EXERCISE INSTRUCTIONS:
Report how many lines in the records hold the string "Code"; give the number and nothing else.

DATA FOR THE TASK:
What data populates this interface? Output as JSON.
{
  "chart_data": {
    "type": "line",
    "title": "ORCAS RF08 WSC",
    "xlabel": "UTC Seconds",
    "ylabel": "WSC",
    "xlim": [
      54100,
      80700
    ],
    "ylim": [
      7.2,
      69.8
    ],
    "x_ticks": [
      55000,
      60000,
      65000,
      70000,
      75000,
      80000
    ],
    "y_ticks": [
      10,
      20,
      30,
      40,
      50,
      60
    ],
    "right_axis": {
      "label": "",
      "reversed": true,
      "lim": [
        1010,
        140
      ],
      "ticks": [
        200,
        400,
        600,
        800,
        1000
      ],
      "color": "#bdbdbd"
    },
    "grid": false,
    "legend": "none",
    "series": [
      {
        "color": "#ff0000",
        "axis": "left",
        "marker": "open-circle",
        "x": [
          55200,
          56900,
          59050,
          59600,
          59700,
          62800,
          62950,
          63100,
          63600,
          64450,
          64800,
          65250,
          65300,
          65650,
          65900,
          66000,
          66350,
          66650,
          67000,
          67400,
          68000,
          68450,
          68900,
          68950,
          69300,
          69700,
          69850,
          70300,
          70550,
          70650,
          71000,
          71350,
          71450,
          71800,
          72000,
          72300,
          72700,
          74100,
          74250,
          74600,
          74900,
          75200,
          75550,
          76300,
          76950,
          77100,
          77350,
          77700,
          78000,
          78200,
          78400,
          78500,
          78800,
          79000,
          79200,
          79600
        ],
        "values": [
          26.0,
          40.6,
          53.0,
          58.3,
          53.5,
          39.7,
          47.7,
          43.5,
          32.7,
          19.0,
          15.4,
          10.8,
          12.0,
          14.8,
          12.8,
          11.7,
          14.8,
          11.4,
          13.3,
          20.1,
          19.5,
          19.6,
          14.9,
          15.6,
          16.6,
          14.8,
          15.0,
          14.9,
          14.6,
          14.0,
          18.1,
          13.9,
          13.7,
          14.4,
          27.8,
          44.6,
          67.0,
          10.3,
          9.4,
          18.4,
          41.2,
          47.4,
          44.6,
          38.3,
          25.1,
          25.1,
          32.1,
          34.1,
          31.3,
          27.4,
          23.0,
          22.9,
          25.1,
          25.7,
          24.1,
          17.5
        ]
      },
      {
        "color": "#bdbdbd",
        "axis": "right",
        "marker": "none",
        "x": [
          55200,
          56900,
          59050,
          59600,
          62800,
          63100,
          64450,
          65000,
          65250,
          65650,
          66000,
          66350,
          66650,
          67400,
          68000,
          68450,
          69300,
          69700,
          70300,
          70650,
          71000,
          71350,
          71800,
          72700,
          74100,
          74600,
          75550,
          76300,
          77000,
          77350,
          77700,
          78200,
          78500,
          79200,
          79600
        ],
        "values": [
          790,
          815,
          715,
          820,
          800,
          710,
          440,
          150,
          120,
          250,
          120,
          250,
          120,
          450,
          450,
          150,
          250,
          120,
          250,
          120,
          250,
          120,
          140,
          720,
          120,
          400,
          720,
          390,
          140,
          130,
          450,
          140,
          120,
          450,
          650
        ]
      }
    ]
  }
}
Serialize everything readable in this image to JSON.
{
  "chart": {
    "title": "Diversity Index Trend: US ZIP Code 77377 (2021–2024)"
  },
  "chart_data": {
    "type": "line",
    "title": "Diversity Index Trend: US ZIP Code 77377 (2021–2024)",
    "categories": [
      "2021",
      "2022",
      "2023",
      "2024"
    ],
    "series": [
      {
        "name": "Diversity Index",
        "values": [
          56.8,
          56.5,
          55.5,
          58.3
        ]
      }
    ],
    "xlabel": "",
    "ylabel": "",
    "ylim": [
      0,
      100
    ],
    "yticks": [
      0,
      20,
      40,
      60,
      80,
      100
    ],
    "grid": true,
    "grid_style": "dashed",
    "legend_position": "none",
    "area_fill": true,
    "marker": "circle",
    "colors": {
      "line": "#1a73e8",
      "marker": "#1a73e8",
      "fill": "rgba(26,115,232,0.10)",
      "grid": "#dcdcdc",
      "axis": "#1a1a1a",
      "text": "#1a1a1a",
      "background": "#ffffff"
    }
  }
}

TASK ANSWER:
2